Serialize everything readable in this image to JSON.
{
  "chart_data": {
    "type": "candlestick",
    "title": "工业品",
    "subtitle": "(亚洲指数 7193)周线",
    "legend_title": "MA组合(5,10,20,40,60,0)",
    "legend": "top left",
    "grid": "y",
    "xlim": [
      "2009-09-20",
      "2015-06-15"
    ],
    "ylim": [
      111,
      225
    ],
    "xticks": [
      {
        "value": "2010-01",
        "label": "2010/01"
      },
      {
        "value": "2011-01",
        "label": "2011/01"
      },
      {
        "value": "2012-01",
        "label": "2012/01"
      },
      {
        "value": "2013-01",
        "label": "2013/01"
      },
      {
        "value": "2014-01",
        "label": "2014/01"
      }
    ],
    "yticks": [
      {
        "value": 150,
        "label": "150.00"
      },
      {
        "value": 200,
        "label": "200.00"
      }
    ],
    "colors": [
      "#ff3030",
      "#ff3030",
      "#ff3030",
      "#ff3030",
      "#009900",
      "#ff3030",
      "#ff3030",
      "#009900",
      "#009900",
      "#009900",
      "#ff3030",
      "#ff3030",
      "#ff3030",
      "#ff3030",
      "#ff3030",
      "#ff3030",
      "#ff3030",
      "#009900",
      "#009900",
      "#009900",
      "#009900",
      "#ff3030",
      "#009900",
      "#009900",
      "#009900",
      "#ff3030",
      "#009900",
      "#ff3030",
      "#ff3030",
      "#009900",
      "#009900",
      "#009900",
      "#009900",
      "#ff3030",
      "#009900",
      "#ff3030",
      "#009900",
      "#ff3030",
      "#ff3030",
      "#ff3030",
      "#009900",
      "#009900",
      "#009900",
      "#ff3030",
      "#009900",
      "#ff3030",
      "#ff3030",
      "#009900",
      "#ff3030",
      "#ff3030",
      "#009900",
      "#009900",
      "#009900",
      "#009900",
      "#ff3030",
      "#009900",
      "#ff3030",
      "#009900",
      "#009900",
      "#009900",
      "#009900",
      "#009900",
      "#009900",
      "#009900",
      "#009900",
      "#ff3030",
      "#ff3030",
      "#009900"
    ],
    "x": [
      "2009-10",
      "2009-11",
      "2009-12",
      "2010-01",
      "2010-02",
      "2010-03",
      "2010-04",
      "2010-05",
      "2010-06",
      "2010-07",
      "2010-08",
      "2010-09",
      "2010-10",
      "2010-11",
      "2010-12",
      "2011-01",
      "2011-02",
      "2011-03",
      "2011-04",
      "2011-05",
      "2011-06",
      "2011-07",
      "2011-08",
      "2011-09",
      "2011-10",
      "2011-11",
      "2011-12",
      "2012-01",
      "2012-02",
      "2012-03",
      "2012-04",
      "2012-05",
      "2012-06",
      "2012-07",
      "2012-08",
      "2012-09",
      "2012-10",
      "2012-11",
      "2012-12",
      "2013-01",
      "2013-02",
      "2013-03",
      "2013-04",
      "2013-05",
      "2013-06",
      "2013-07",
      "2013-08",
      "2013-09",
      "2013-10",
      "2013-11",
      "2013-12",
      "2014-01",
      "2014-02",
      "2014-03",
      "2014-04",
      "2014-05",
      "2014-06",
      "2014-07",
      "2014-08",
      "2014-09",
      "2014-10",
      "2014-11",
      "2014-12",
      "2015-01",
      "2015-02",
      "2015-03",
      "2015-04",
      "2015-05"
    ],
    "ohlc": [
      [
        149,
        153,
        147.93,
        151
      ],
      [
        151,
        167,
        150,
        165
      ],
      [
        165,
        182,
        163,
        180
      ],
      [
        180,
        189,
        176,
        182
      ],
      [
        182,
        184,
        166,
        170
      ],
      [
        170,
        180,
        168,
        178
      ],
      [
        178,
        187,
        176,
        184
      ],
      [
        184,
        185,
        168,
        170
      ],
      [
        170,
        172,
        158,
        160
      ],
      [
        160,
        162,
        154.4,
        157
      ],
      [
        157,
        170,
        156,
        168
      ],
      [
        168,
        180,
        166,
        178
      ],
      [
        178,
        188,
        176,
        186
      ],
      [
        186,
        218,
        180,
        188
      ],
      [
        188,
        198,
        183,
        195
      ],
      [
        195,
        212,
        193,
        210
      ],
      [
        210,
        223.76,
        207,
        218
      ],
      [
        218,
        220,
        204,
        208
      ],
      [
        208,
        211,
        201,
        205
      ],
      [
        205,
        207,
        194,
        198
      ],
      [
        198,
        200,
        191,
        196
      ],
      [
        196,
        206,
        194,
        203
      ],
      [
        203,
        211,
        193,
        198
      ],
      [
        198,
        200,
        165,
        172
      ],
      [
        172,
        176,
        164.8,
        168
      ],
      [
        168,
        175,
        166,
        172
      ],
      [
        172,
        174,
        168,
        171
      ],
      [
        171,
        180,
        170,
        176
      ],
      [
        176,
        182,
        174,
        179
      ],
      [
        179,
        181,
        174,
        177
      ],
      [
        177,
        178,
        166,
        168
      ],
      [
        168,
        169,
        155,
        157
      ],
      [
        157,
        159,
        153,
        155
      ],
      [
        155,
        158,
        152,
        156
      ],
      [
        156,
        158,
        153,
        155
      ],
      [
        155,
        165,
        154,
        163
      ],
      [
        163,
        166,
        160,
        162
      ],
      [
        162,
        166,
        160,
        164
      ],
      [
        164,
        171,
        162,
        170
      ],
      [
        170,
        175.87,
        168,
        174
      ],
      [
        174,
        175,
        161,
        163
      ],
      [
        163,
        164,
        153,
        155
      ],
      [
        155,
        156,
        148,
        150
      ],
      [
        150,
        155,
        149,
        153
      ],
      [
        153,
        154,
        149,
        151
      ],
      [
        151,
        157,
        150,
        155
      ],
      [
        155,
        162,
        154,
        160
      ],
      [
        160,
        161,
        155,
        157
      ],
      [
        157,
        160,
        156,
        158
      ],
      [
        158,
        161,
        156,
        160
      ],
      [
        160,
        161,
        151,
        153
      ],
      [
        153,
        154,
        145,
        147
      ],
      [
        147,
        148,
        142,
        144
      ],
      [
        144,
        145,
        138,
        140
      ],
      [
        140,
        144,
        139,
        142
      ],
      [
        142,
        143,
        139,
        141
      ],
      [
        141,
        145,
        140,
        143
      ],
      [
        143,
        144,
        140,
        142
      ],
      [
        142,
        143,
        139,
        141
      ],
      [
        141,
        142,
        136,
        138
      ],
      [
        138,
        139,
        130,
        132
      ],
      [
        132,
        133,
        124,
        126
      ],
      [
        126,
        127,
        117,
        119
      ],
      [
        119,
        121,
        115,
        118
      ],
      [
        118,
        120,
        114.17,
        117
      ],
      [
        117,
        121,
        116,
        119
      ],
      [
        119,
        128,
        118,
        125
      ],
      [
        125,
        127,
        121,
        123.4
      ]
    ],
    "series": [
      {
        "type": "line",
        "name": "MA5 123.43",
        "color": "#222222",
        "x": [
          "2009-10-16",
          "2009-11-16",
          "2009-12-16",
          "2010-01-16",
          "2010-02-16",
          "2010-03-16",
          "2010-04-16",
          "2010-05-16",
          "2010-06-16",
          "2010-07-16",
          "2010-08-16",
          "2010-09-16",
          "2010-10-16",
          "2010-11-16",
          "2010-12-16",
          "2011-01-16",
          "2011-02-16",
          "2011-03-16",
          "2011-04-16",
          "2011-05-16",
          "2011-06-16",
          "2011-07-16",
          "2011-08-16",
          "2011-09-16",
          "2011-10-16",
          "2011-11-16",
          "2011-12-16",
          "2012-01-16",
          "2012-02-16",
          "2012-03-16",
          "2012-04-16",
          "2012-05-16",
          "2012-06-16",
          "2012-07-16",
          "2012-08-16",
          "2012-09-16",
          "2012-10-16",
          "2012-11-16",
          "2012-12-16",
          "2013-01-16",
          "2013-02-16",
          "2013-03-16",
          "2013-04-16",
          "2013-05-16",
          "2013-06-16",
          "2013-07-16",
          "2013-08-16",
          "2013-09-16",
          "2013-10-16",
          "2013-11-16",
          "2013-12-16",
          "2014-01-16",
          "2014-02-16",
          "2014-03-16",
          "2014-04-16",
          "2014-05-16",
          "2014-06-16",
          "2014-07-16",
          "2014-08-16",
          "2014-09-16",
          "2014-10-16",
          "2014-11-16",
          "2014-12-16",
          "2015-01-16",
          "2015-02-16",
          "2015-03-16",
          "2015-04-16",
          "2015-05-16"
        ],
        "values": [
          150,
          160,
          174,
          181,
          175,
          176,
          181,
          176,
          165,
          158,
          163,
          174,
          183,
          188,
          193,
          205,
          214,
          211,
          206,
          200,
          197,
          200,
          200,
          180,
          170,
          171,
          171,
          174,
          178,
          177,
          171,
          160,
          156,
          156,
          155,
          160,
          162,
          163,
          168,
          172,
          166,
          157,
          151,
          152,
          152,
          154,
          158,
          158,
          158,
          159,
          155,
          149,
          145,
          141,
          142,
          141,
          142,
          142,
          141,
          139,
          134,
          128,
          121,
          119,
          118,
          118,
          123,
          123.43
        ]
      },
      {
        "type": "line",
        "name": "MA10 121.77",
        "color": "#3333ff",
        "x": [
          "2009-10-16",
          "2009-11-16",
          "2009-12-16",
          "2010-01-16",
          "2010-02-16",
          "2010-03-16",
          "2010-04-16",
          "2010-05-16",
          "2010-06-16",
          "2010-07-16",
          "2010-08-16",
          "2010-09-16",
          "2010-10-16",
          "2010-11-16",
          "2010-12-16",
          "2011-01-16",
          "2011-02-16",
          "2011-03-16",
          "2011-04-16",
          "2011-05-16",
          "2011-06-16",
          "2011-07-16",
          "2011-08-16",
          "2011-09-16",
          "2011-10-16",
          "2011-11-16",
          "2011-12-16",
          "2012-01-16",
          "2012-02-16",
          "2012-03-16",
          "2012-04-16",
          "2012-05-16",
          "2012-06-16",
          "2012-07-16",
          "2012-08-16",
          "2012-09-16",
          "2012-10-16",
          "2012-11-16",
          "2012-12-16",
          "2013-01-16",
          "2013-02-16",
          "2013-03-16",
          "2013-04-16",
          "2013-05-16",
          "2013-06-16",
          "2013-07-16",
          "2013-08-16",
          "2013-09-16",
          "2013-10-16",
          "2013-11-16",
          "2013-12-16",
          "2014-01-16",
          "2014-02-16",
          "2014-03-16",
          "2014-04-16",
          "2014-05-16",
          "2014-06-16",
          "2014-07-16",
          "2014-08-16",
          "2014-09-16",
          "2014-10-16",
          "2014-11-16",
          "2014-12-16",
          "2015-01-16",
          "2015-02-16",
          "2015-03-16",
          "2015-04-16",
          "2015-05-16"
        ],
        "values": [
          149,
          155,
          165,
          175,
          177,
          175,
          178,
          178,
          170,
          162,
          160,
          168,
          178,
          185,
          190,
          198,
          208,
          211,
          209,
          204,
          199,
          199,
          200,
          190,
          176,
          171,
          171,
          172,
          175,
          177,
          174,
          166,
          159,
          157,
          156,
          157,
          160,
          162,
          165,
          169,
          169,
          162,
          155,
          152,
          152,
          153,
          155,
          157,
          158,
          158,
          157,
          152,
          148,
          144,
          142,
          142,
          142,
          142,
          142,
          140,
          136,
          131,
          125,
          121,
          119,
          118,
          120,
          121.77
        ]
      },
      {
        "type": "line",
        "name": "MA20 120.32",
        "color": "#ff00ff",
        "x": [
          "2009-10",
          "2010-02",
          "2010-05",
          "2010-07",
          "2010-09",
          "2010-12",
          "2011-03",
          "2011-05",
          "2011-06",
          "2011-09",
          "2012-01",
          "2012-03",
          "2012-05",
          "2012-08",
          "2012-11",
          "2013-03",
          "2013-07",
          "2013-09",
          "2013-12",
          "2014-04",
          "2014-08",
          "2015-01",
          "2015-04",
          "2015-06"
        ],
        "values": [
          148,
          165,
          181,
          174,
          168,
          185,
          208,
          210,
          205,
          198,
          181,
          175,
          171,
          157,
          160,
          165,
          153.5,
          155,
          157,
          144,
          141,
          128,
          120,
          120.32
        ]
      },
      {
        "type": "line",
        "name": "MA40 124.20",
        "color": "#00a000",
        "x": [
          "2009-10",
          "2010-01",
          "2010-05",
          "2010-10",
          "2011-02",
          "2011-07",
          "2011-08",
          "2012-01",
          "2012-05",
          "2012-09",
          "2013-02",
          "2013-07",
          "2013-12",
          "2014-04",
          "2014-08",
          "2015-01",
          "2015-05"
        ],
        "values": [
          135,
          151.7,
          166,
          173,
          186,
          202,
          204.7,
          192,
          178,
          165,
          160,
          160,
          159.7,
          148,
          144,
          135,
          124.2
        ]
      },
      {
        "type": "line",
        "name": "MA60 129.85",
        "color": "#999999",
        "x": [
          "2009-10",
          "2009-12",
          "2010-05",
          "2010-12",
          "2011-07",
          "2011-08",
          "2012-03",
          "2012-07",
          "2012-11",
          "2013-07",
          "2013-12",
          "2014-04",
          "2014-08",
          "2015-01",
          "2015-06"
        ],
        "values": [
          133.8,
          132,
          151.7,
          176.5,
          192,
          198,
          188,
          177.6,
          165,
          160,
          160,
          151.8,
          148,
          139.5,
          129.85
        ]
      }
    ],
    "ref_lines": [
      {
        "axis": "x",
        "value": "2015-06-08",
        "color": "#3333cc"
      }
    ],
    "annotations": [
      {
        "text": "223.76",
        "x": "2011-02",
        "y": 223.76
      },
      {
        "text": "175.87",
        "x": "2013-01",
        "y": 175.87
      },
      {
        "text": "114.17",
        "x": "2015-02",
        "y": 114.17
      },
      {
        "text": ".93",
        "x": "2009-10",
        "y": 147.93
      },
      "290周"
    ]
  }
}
════
**INSTRUCTIONS FOR THE TASK**:
Read through the lines above and collect those that contain the string "label".

**RESULT BELOW**:
        "label": "2010/01"
        "label": "2011/01"
        "label": "2012/01"
        "label": "2013/01"
        "label": "2014/01"
        "label": "150.00"
        "label": "200.00"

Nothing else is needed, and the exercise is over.